*Task to complete*.
Restate the following entries exactly, including every line.

Data extracted from a collection
------
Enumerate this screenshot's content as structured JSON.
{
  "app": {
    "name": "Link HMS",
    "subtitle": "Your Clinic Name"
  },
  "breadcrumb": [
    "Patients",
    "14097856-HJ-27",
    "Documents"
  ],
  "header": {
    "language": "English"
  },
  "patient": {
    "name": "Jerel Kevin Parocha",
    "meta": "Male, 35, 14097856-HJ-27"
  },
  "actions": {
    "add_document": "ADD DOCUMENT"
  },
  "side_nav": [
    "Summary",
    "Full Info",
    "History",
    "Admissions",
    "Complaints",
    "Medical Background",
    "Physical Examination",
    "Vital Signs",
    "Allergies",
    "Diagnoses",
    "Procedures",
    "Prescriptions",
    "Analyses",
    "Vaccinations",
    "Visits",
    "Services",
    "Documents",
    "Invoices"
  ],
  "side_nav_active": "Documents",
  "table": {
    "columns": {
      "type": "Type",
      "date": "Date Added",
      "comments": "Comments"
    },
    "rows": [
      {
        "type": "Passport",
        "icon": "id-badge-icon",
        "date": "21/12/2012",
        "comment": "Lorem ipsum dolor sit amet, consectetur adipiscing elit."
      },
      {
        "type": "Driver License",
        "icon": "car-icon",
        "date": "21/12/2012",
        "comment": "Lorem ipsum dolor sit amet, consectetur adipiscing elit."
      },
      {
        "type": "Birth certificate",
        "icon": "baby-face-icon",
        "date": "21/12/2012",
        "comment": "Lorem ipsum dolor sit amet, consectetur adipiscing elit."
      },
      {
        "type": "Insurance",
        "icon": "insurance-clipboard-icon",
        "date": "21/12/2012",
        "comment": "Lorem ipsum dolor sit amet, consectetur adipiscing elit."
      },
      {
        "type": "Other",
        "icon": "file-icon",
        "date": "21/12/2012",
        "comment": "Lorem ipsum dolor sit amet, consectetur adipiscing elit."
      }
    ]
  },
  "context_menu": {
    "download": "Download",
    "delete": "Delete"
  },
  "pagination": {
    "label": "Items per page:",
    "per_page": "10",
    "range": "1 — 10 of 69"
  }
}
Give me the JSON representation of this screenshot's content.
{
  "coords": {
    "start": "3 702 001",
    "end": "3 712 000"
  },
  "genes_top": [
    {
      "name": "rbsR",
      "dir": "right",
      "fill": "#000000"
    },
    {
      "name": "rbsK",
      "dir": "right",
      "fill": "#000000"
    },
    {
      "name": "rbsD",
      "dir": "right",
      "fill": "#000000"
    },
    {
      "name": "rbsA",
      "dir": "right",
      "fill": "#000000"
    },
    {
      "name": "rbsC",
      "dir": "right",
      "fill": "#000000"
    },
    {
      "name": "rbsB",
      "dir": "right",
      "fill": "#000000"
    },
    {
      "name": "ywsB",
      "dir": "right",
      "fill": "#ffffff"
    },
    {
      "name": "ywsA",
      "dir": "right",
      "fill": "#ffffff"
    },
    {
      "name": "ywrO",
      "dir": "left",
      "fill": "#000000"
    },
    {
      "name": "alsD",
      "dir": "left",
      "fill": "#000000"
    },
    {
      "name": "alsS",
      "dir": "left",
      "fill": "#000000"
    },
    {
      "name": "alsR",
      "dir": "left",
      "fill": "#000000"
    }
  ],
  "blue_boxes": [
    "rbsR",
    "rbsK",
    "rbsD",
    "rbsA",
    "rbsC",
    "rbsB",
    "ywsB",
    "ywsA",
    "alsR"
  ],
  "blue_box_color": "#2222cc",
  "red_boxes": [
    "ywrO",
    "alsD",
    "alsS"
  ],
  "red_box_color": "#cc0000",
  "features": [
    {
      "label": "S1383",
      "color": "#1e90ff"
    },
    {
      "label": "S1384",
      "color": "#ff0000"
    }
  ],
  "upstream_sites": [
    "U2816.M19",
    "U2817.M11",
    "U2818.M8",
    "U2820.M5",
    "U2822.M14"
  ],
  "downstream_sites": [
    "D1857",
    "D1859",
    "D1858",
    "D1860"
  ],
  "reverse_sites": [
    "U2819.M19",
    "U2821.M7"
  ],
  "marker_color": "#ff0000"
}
------
*Task response*.
Enumerate this screenshot's content as structured JSON.
{
  "app": {
    "name": "Link HMS",
    "subtitle": "Your Clinic Name"
  },
  "breadcrumb": [
    "Patients",
    "14097856-HJ-27",
    "Documents"
  ],
  "header": {
    "language": "English"
  },
  "patient": {
    "name": "Jerel Kevin Parocha",
    "meta": "Male, 35, 14097856-HJ-27"
  },
  "actions": {
    "add_document": "ADD DOCUMENT"
  },
  "side_nav": [
    "Summary",
    "Full Info",
    "History",
    "Admissions",
    "Complaints",
    "Medical Background",
    "Physical Examination",
    "Vital Signs",
    "Allergies",
    "Diagnoses",
    "Procedures",
    "Prescriptions",
    "Analyses",
    "Vaccinations",
    "Visits",
    "Services",
    "Documents",
    "Invoices"
  ],
  "side_nav_active": "Documents",
  "table": {
    "columns": {
      "type": "Type",
      "date": "Date Added",
      "comments": "Comments"
    },
    "rows": [
      {
        "type": "Passport",
        "icon": "id-badge-icon",
        "date": "21/12/2012",
        "comment": "Lorem ipsum dolor sit amet, consectetur adipiscing elit."
      },
      {
        "type": "Driver License",
        "icon": "car-icon",
        "date": "21/12/2012",
        "comment": "Lorem ipsum dolor sit amet, consectetur adipiscing elit."
      },
      {
        "type": "Birth certificate",
        "icon": "baby-face-icon",
        "date": "21/12/2012",
        "comment": "Lorem ipsum dolor sit amet, consectetur adipiscing elit."
      },
      {
        "type": "Insurance",
        "icon": "insurance-clipboard-icon",
        "date": "21/12/2012",
        "comment": "Lorem ipsum dolor sit amet, consectetur adipiscing elit."
      },
      {
        "type": "Other",
        "icon": "file-icon",
        "date": "21/12/2012",
        "comment": "Lorem ipsum dolor sit amet, consectetur adipiscing elit."
      }
    ]
  },
  "context_menu": {
    "download": "Download",
    "delete": "Delete"
  },
  "pagination": {
    "label": "Items per page:",
    "per_page": "10",
    "range": "1 — 10 of 69"
  }
}
Give me the JSON representation of this screenshot's content.
{
  "coords": {
    "start": "3 702 001",
    "end": "3 712 000"
  },
  "genes_top": [
    {
      "name": "rbsR",
      "dir": "right",
      "fill": "#000000"
    },
    {
      "name": "rbsK",
      "dir": "right",
      "fill": "#000000"
    },
    {
      "name": "rbsD",
      "dir": "right",
      "fill": "#000000"
    },
    {
      "name": "rbsA",
      "dir": "right",
      "fill": "#000000"
    },
    {
      "name": "rbsC",
      "dir": "right",
      "fill": "#000000"
    },
    {
      "name": "rbsB",
      "dir": "right",
      "fill": "#000000"
    },
    {
      "name": "ywsB",
      "dir": "right",
      "fill": "#ffffff"
    },
    {
      "name": "ywsA",
      "dir": "right",
      "fill": "#ffffff"
    },
    {
      "name": "ywrO",
      "dir": "left",
      "fill": "#000000"
    },
    {
      "name": "alsD",
      "dir": "left",
      "fill": "#000000"
    },
    {
      "name": "alsS",
      "dir": "left",
      "fill": "#000000"
    },
    {
      "name": "alsR",
      "dir": "left",
      "fill": "#000000"
    }
  ],
  "blue_boxes": [
    "rbsR",
    "rbsK",
    "rbsD",
    "rbsA",
    "rbsC",
    "rbsB",
    "ywsB",
    "ywsA",
    "alsR"
  ],
  "blue_box_color": "#2222cc",
  "red_boxes": [
    "ywrO",
    "alsD",
    "alsS"
  ],
  "red_box_color": "#cc0000",
  "features": [
    {
      "label": "S1383",
      "color": "#1e90ff"
    },
    {
      "label": "S1384",
      "color": "#ff0000"
    }
  ],
  "upstream_sites": [
    "U2816.M19",
    "U2817.M11",
    "U2818.M8",
    "U2820.M5",
    "U2822.M14"
  ],
  "downstream_sites": [
    "D1857",
    "D1859",
    "D1858",
    "D1860"
  ],
  "reverse_sites": [
    "U2819.M19",
    "U2821.M7"
  ],
  "marker_color": "#ff0000"
}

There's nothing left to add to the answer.